**Problem details:** Copy out each line that has "соотечественников" in it.

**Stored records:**
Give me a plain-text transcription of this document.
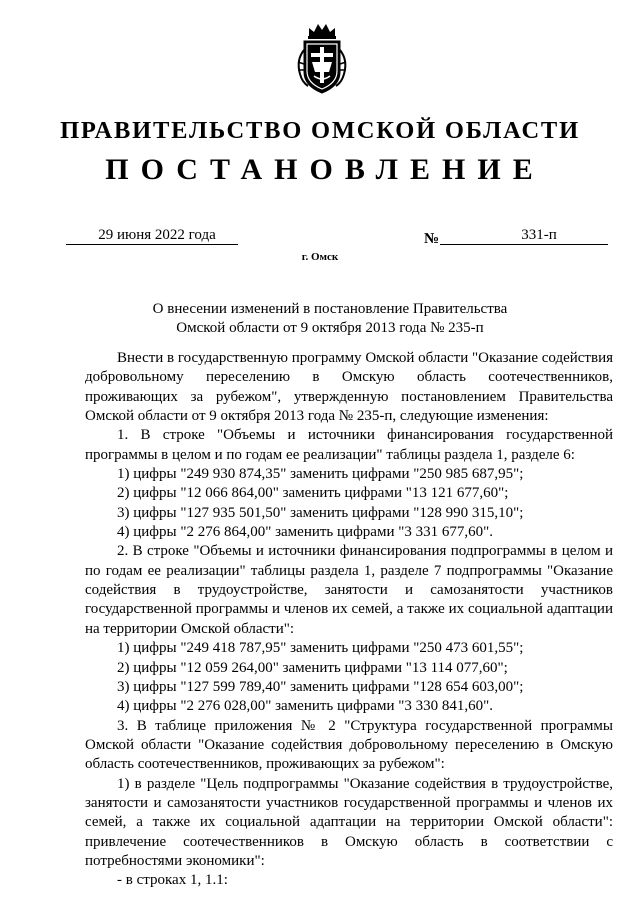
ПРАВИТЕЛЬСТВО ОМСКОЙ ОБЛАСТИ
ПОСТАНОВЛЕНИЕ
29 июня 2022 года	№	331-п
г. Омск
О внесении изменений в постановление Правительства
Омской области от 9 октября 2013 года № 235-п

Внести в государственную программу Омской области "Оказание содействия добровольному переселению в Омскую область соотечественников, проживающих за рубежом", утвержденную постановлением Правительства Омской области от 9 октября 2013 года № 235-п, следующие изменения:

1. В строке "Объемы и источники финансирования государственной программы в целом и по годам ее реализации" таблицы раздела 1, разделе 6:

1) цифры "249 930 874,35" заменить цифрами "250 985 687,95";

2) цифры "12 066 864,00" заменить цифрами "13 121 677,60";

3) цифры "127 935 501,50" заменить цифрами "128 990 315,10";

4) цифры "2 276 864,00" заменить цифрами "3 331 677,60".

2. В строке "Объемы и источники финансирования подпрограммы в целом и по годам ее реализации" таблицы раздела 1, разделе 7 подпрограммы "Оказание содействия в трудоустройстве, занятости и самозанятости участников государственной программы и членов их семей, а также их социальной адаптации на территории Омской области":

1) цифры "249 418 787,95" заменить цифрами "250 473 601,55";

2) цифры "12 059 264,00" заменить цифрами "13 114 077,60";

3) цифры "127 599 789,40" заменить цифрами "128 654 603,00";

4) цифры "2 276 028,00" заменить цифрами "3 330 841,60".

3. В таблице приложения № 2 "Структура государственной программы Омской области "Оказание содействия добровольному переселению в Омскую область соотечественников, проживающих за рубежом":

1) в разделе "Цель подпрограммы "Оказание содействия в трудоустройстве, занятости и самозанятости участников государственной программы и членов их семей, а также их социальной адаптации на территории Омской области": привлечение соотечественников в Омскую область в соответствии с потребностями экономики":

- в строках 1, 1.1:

--

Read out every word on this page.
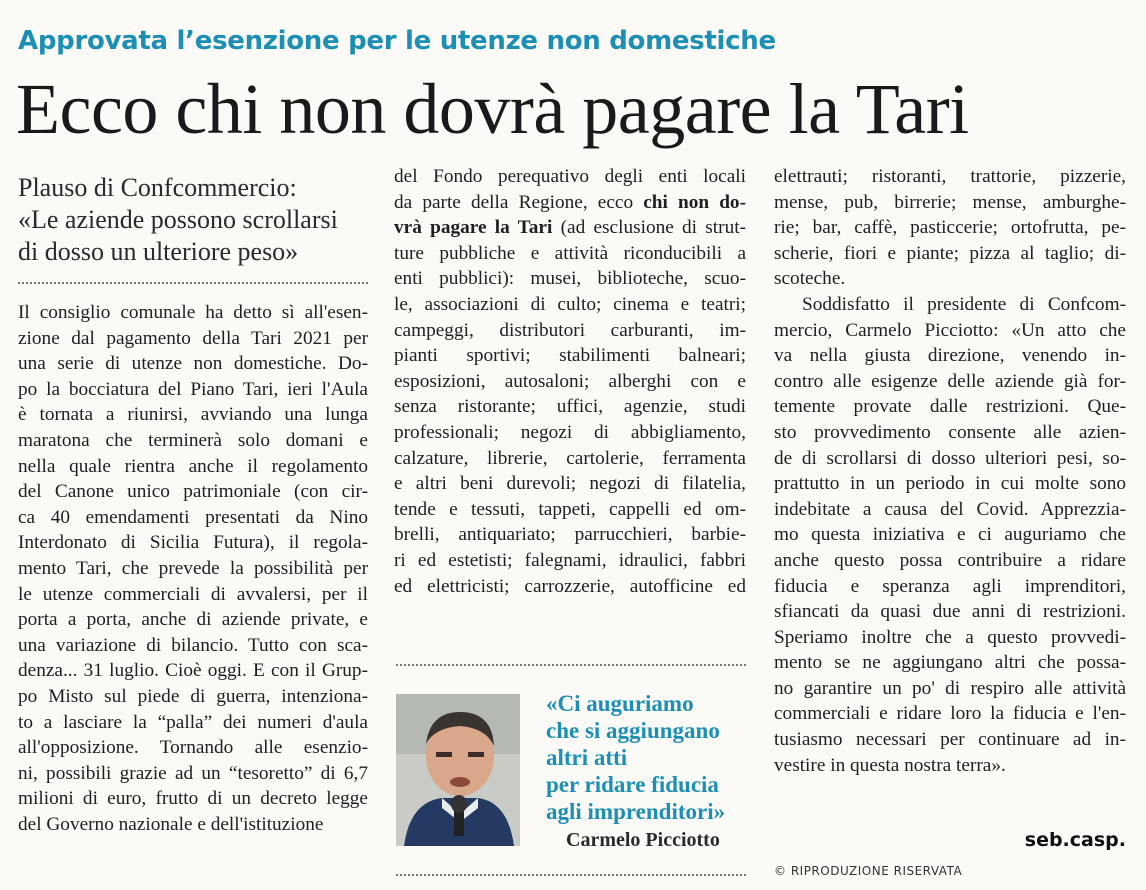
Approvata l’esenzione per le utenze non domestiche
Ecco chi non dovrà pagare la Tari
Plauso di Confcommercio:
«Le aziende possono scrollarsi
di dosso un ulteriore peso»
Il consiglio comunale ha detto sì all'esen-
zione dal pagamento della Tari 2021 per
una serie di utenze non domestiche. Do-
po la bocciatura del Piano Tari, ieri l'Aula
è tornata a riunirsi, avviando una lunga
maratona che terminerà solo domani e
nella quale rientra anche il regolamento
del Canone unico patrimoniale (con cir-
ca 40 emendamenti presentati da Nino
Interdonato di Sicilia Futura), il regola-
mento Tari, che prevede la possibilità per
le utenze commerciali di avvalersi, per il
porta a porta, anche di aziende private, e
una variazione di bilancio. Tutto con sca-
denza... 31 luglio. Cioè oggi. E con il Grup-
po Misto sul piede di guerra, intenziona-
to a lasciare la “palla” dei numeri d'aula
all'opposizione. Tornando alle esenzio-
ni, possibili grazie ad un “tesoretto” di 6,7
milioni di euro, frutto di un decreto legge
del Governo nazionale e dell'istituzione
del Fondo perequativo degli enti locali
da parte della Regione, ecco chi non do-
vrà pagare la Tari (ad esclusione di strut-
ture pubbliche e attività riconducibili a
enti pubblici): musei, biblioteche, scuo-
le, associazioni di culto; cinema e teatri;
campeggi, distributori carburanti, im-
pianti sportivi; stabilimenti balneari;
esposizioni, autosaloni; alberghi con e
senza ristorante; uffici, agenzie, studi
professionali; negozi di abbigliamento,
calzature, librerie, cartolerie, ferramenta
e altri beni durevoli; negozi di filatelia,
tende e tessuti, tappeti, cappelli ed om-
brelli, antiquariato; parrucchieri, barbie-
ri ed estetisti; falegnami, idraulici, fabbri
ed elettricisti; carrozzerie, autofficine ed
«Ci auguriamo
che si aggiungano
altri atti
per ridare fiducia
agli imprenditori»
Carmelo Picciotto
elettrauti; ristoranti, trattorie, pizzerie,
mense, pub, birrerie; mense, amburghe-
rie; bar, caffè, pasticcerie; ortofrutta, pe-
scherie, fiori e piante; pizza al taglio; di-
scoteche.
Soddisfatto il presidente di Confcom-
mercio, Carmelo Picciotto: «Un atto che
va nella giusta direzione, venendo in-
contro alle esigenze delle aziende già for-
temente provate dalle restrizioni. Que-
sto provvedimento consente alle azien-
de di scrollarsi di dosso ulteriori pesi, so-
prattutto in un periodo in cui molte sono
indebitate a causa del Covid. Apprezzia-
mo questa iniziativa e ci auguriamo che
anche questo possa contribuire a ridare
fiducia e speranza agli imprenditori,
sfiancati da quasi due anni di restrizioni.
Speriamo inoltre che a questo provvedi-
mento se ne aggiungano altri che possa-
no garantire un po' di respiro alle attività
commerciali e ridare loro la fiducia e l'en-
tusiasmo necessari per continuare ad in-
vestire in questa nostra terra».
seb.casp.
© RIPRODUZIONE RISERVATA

**Answer in full:**
Внести в государственную программу Омской области "Оказание содействия добровольному переселению в Омскую область соотечественников, проживающих за рубежом", утвержденную постановлением Правительства Омской области от 9 октября 2013 года № 235-п, следующие изменения:
3. В таблице приложения № 2 "Структура государственной программы Омской области "Оказание содействия добровольному переселению в Омскую область соотечественников, проживающих за рубежом":
1) в разделе "Цель подпрограммы "Оказание содействия в трудоустройстве, занятости и самозанятости участников государственной программы и членов их семей, а также их социальной адаптации на территории Омской области": привлечение соотечественников в Омскую область в соответствии с потребностями экономики":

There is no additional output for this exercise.